:: Stated task ::
The entries are to be returned exactly, with images left out.

++++ Material shown

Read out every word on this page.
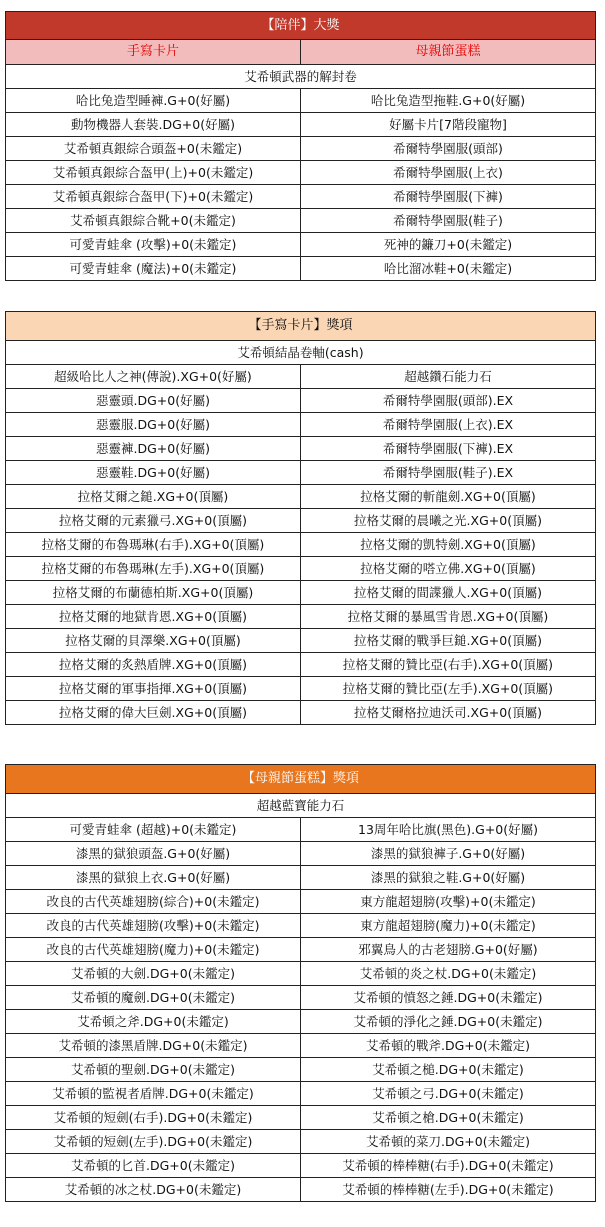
【陪伴】大獎	
手寫卡片	母親節蛋糕
艾希頓武器的解封卷	
哈比兔造型睡褲.G+0(好屬)	哈比兔造型拖鞋.G+0(好屬)
動物機器人套裝.DG+0(好屬)	好屬卡片[7階段寵物]
艾希頓真銀綜合頭盔+0(未鑑定)	希爾特學園服(頭部)
艾希頓真銀綜合盔甲(上)+0(未鑑定)	希爾特學園服(上衣)
艾希頓真銀綜合盔甲(下)+0(未鑑定)	希爾特學園服(下褲)
艾希頓真銀綜合靴+0(未鑑定)	希爾特學園服(鞋子)
可愛青蛙傘 (攻擊)+0(未鑑定)	死神的鐮刀+0(未鑑定)
可愛青蛙傘 (魔法)+0(未鑑定)	哈比溜冰鞋+0(未鑑定)
【手寫卡片】獎項	
艾希頓結晶卷軸(cash)	
超級哈比人之神(傳說).XG+0(好屬)	超越鑽石能力石
惡靈頭.DG+0(好屬)	希爾特學園服(頭部).EX
惡靈服.DG+0(好屬)	希爾特學園服(上衣).EX
惡靈褲.DG+0(好屬)	希爾特學園服(下褲).EX
惡靈鞋.DG+0(好屬)	希爾特學園服(鞋子).EX
拉格艾爾之鎚.XG+0(頂屬)	拉格艾爾的斬龍劍.XG+0(頂屬)
拉格艾爾的元素獵弓.XG+0(頂屬)	拉格艾爾的晨曦之光.XG+0(頂屬)
拉格艾爾的布魯瑪琳(右手).XG+0(頂屬)	拉格艾爾的凱特劍.XG+0(頂屬)
拉格艾爾的布魯瑪琳(左手).XG+0(頂屬)	拉格艾爾的嗒立佛.XG+0(頂屬)
拉格艾爾的布蘭德柏斯.XG+0(頂屬)	拉格艾爾的間諜獵人.XG+0(頂屬)
拉格艾爾的地獄肯恩.XG+0(頂屬)	拉格艾爾的暴風雪肯恩.XG+0(頂屬)
拉格艾爾的貝澤樂.XG+0(頂屬)	拉格艾爾的戰爭巨鎚.XG+0(頂屬)
拉格艾爾的炙熱盾牌.XG+0(頂屬)	拉格艾爾的贊比亞(右手).XG+0(頂屬)
拉格艾爾的軍事指揮.XG+0(頂屬)	拉格艾爾的贊比亞(左手).XG+0(頂屬)
拉格艾爾的偉大巨劍.XG+0(頂屬)	拉格艾爾格拉迪沃司.XG+0(頂屬)
【母親節蛋糕】獎項	
超越藍寶能力石	
可愛青蛙傘 (超越)+0(未鑑定)	13周年哈比旗(黑色).G+0(好屬)
漆黑的獄狼頭盔.G+0(好屬)	漆黑的獄狼褲子.G+0(好屬)
漆黑的獄狼上衣.G+0(好屬)	漆黑的獄狼之鞋.G+0(好屬)
改良的古代英雄翅膀(綜合)+0(未鑑定)	東方龍超翅膀(攻擊)+0(未鑑定)
改良的古代英雄翅膀(攻擊)+0(未鑑定)	東方龍超翅膀(魔力)+0(未鑑定)
改良的古代英雄翅膀(魔力)+0(未鑑定)	邪翼鳥人的古老翅膀.G+0(好屬)
艾希頓的大劍.DG+0(未鑑定)	艾希頓的炎之杖.DG+0(未鑑定)
艾希頓的魔劍.DG+0(未鑑定)	艾希頓的憤怒之錘.DG+0(未鑑定)
艾希頓之斧.DG+0(未鑑定)	艾希頓的淨化之錘.DG+0(未鑑定)
艾希頓的漆黑盾牌.DG+0(未鑑定)	艾希頓的戰斧.DG+0(未鑑定)
艾希頓的聖劍.DG+0(未鑑定)	艾希頓之槌.DG+0(未鑑定)
艾希頓的監視者盾牌.DG+0(未鑑定)	艾希頓之弓.DG+0(未鑑定)
艾希頓的短劍(右手).DG+0(未鑑定)	艾希頓之槍.DG+0(未鑑定)
艾希頓的短劍(左手).DG+0(未鑑定)	艾希頓的菜刀.DG+0(未鑑定)
艾希頓的匕首.DG+0(未鑑定)	艾希頓的棒棒糖(右手).DG+0(未鑑定)
艾希頓的冰之杖.DG+0(未鑑定)	艾希頓的棒棒糖(左手).DG+0(未鑑定)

++++++++

:: Written reply ::
Read out every word on this page.
【陪伴】大獎	
手寫卡片	母親節蛋糕
艾希頓武器的解封卷	
哈比兔造型睡褲.G+0(好屬)	哈比兔造型拖鞋.G+0(好屬)
動物機器人套裝.DG+0(好屬)	好屬卡片[7階段寵物]
艾希頓真銀綜合頭盔+0(未鑑定)	希爾特學園服(頭部)
艾希頓真銀綜合盔甲(上)+0(未鑑定)	希爾特學園服(上衣)
艾希頓真銀綜合盔甲(下)+0(未鑑定)	希爾特學園服(下褲)
艾希頓真銀綜合靴+0(未鑑定)	希爾特學園服(鞋子)
可愛青蛙傘 (攻擊)+0(未鑑定)	死神的鐮刀+0(未鑑定)
可愛青蛙傘 (魔法)+0(未鑑定)	哈比溜冰鞋+0(未鑑定)
【手寫卡片】獎項	
艾希頓結晶卷軸(cash)	
超級哈比人之神(傳說).XG+0(好屬)	超越鑽石能力石
惡靈頭.DG+0(好屬)	希爾特學園服(頭部).EX
惡靈服.DG+0(好屬)	希爾特學園服(上衣).EX
惡靈褲.DG+0(好屬)	希爾特學園服(下褲).EX
惡靈鞋.DG+0(好屬)	希爾特學園服(鞋子).EX
拉格艾爾之鎚.XG+0(頂屬)	拉格艾爾的斬龍劍.XG+0(頂屬)
拉格艾爾的元素獵弓.XG+0(頂屬)	拉格艾爾的晨曦之光.XG+0(頂屬)
拉格艾爾的布魯瑪琳(右手).XG+0(頂屬)	拉格艾爾的凱特劍.XG+0(頂屬)
拉格艾爾的布魯瑪琳(左手).XG+0(頂屬)	拉格艾爾的嗒立佛.XG+0(頂屬)
拉格艾爾的布蘭德柏斯.XG+0(頂屬)	拉格艾爾的間諜獵人.XG+0(頂屬)
拉格艾爾的地獄肯恩.XG+0(頂屬)	拉格艾爾的暴風雪肯恩.XG+0(頂屬)
拉格艾爾的貝澤樂.XG+0(頂屬)	拉格艾爾的戰爭巨鎚.XG+0(頂屬)
拉格艾爾的炙熱盾牌.XG+0(頂屬)	拉格艾爾的贊比亞(右手).XG+0(頂屬)
拉格艾爾的軍事指揮.XG+0(頂屬)	拉格艾爾的贊比亞(左手).XG+0(頂屬)
拉格艾爾的偉大巨劍.XG+0(頂屬)	拉格艾爾格拉迪沃司.XG+0(頂屬)
【母親節蛋糕】獎項	
超越藍寶能力石	
可愛青蛙傘 (超越)+0(未鑑定)	13周年哈比旗(黑色).G+0(好屬)
漆黑的獄狼頭盔.G+0(好屬)	漆黑的獄狼褲子.G+0(好屬)
漆黑的獄狼上衣.G+0(好屬)	漆黑的獄狼之鞋.G+0(好屬)
改良的古代英雄翅膀(綜合)+0(未鑑定)	東方龍超翅膀(攻擊)+0(未鑑定)
改良的古代英雄翅膀(攻擊)+0(未鑑定)	東方龍超翅膀(魔力)+0(未鑑定)
改良的古代英雄翅膀(魔力)+0(未鑑定)	邪翼鳥人的古老翅膀.G+0(好屬)
艾希頓的大劍.DG+0(未鑑定)	艾希頓的炎之杖.DG+0(未鑑定)
艾希頓的魔劍.DG+0(未鑑定)	艾希頓的憤怒之錘.DG+0(未鑑定)
艾希頓之斧.DG+0(未鑑定)	艾希頓的淨化之錘.DG+0(未鑑定)
艾希頓的漆黑盾牌.DG+0(未鑑定)	艾希頓的戰斧.DG+0(未鑑定)
艾希頓的聖劍.DG+0(未鑑定)	艾希頓之槌.DG+0(未鑑定)
艾希頓的監視者盾牌.DG+0(未鑑定)	艾希頓之弓.DG+0(未鑑定)
艾希頓的短劍(右手).DG+0(未鑑定)	艾希頓之槍.DG+0(未鑑定)
艾希頓的短劍(左手).DG+0(未鑑定)	艾希頓的菜刀.DG+0(未鑑定)
艾希頓的匕首.DG+0(未鑑定)	艾希頓的棒棒糖(右手).DG+0(未鑑定)
艾希頓的冰之杖.DG+0(未鑑定)	艾希頓的棒棒糖(左手).DG+0(未鑑定)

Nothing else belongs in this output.